Aim:
Across all the lines below, how many contain the string "Refining"? Please reply with the number only.
* start Material for this task *
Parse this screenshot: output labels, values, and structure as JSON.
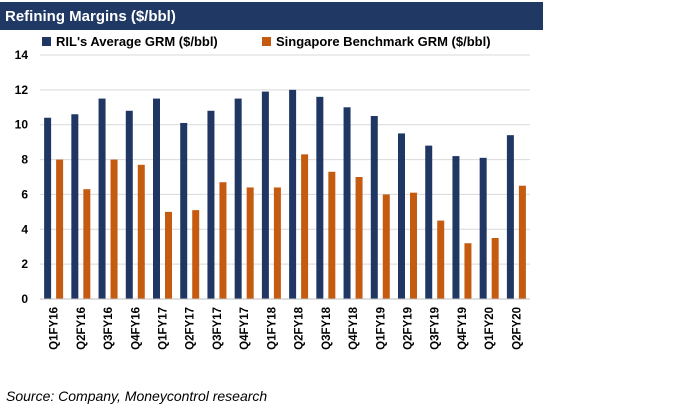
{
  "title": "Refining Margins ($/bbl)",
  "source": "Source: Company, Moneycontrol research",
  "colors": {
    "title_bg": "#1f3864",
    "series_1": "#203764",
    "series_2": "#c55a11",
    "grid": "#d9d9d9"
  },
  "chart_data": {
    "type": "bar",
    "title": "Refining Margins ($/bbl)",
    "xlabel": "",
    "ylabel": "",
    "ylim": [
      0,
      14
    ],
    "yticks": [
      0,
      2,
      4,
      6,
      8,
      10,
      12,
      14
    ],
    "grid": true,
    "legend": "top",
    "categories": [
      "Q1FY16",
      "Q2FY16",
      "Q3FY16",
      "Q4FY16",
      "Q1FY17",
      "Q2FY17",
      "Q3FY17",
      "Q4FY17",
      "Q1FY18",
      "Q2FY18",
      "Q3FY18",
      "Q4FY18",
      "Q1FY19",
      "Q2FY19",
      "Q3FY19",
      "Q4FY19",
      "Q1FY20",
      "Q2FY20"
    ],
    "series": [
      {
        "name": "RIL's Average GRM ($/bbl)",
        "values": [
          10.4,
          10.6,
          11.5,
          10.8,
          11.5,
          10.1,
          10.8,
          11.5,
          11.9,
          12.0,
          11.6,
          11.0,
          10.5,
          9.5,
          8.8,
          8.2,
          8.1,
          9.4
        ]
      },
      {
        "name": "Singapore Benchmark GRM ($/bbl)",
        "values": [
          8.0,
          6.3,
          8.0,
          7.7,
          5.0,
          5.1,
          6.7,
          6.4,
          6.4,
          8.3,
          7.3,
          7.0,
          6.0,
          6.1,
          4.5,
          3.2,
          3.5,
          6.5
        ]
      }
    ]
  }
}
* end Material for this task *
Finished exercise:
2